• **INPUT**:

==========

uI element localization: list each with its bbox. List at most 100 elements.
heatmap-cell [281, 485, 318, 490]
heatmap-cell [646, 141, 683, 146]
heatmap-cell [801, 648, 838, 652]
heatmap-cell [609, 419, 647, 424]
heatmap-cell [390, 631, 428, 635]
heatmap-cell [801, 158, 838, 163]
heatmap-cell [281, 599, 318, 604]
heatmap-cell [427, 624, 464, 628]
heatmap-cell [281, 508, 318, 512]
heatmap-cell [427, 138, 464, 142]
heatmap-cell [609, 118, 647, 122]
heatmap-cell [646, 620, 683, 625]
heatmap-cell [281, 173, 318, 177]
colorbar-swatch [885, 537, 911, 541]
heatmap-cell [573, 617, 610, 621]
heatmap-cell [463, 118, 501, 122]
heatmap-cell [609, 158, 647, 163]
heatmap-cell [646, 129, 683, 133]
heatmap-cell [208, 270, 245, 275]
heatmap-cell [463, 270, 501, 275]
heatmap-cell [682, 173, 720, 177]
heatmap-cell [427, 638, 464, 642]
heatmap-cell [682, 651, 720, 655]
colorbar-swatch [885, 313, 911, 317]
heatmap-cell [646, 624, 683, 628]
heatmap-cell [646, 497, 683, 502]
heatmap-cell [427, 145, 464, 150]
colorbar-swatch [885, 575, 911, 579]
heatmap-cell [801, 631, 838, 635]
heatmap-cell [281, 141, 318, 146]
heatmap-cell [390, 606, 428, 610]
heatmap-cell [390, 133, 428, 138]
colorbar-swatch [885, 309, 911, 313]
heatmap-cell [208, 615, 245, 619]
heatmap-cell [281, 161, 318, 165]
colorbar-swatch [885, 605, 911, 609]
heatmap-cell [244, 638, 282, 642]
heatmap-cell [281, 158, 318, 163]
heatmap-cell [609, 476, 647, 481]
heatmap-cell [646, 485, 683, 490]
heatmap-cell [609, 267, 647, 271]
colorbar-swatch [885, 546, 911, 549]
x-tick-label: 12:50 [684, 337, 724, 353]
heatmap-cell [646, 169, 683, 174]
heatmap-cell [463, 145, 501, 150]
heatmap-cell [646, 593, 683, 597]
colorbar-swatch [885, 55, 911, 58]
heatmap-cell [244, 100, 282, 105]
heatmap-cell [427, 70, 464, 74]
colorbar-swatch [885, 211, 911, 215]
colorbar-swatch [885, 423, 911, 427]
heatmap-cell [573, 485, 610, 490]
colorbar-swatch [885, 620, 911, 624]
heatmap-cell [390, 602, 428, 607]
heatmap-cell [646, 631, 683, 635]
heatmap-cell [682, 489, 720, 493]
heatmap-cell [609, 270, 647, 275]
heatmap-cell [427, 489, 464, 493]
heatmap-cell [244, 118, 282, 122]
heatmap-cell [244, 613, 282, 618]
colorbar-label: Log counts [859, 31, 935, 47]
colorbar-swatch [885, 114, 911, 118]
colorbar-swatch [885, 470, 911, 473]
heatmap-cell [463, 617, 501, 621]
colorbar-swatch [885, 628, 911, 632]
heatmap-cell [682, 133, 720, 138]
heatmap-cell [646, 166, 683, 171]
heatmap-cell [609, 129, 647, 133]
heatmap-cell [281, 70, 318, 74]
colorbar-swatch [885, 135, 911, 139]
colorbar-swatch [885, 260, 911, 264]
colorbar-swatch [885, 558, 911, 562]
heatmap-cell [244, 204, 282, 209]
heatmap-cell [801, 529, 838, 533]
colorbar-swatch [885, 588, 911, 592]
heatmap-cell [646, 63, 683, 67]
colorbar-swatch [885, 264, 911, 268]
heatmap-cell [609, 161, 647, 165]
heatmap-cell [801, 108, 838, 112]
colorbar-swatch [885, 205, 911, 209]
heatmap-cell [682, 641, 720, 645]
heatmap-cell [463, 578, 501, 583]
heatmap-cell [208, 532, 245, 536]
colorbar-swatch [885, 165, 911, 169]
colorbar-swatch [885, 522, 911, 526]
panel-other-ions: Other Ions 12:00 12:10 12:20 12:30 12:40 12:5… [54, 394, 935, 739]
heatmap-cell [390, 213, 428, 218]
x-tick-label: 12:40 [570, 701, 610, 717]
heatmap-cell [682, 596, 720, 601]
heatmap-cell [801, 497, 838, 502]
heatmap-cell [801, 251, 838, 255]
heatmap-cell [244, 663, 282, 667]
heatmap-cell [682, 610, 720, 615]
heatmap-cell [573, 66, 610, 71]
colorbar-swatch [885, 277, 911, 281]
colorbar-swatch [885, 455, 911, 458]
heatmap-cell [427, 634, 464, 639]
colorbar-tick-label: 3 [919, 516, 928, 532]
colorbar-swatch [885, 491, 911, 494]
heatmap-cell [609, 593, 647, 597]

==========

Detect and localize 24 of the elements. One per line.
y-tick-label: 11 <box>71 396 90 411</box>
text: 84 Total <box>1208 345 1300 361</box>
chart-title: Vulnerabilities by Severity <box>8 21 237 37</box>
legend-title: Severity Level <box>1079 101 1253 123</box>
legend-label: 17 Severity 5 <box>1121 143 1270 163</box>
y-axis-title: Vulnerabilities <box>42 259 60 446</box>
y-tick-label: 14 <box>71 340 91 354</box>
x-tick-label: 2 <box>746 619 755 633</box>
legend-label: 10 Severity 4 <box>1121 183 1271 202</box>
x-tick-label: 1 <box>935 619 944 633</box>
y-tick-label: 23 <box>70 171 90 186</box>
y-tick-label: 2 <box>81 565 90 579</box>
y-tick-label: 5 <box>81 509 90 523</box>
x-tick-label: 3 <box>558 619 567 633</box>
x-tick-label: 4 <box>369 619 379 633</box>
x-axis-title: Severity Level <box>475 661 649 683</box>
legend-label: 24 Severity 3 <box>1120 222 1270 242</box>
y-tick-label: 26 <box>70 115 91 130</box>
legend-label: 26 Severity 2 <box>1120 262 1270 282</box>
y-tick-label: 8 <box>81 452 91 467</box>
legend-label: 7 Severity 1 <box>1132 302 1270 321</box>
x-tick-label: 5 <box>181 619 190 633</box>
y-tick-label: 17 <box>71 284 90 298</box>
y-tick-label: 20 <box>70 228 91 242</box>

==========

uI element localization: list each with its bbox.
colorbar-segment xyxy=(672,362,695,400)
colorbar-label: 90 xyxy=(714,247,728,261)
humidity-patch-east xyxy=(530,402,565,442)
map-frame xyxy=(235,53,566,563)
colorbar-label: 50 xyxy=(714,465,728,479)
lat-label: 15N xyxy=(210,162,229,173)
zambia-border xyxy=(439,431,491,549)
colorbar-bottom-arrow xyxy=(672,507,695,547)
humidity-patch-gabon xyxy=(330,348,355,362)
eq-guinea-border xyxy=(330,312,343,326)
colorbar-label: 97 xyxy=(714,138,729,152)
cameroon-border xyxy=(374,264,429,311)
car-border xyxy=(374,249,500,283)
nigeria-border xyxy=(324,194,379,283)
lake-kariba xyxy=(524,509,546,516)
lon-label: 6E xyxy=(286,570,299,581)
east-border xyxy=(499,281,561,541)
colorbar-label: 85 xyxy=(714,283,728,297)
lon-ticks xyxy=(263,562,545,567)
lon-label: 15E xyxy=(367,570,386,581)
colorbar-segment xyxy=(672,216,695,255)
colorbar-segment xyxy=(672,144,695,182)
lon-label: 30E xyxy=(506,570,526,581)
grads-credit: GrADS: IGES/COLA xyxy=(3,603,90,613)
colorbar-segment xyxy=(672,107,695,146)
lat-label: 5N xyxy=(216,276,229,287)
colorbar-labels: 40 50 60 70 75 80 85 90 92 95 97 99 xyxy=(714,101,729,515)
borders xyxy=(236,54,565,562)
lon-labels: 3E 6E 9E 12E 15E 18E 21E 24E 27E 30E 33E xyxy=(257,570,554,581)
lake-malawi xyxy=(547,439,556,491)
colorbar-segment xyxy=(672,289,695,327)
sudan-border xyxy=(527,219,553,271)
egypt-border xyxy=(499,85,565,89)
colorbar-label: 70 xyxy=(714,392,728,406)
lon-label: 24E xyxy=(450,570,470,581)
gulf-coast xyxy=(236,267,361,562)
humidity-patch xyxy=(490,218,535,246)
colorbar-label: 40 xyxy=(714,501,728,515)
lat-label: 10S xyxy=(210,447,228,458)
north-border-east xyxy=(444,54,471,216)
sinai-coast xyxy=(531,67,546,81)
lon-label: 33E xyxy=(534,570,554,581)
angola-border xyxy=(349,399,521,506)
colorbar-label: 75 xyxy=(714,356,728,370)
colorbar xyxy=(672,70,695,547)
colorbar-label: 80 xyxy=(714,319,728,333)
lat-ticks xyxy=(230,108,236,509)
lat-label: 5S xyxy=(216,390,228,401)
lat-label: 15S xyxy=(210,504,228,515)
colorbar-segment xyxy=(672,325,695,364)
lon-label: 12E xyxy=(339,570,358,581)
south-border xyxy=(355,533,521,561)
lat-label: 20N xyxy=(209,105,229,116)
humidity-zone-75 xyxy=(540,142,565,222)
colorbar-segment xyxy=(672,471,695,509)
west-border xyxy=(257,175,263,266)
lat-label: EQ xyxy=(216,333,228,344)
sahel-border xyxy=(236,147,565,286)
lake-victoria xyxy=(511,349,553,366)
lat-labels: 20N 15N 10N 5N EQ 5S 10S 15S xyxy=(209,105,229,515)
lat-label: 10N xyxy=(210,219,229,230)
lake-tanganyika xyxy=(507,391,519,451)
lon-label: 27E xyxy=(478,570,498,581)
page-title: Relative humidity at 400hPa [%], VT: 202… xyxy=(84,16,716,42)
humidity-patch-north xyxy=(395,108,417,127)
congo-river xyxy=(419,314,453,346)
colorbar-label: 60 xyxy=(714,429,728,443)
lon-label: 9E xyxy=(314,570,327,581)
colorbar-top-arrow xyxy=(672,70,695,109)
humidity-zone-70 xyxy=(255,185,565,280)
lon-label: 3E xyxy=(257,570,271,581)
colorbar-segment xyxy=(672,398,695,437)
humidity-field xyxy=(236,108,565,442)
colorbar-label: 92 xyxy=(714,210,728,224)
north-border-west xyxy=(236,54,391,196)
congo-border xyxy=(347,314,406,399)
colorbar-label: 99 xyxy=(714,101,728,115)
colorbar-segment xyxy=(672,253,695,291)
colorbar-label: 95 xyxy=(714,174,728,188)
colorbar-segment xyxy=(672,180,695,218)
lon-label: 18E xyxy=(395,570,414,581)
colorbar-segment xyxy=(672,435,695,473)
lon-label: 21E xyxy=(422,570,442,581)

==========

• **WHAT YOU HAVE TO DO**: Rewrite the part of the listing that opens with the line containing "uI element localization: list each with its bbox. List" and closes with the line containing "heatmap-cell [208, 615, 245, 619]", putting "legend-swatch" in place of "colorbar-swatch" throughout and leaving everything else unchanged. Give only those lines.

• **THE SOLUTION**:
uI element localization: list each with its bbox. List at most 100 elements.
heatmap-cell [281, 485, 318, 490]
heatmap-cell [646, 141, 683, 146]
heatmap-cell [801, 648, 838, 652]
heatmap-cell [609, 419, 647, 424]
heatmap-cell [390, 631, 428, 635]
heatmap-cell [801, 158, 838, 163]
heatmap-cell [281, 599, 318, 604]
heatmap-cell [427, 624, 464, 628]
heatmap-cell [281, 508, 318, 512]
heatmap-cell [427, 138, 464, 142]
heatmap-cell [609, 118, 647, 122]
heatmap-cell [646, 620, 683, 625]
heatmap-cell [281, 173, 318, 177]
legend-swatch [885, 537, 911, 541]
heatmap-cell [573, 617, 610, 621]
heatmap-cell [463, 118, 501, 122]
heatmap-cell [609, 158, 647, 163]
heatmap-cell [646, 129, 683, 133]
heatmap-cell [208, 270, 245, 275]
heatmap-cell [463, 270, 501, 275]
heatmap-cell [682, 173, 720, 177]
heatmap-cell [427, 638, 464, 642]
heatmap-cell [682, 651, 720, 655]
legend-swatch [885, 313, 911, 317]
heatmap-cell [646, 624, 683, 628]
heatmap-cell [646, 497, 683, 502]
heatmap-cell [427, 145, 464, 150]
legend-swatch [885, 575, 911, 579]
heatmap-cell [801, 631, 838, 635]
heatmap-cell [281, 141, 318, 146]
heatmap-cell [390, 606, 428, 610]
heatmap-cell [390, 133, 428, 138]
legend-swatch [885, 309, 911, 313]
heatmap-cell [208, 615, 245, 619]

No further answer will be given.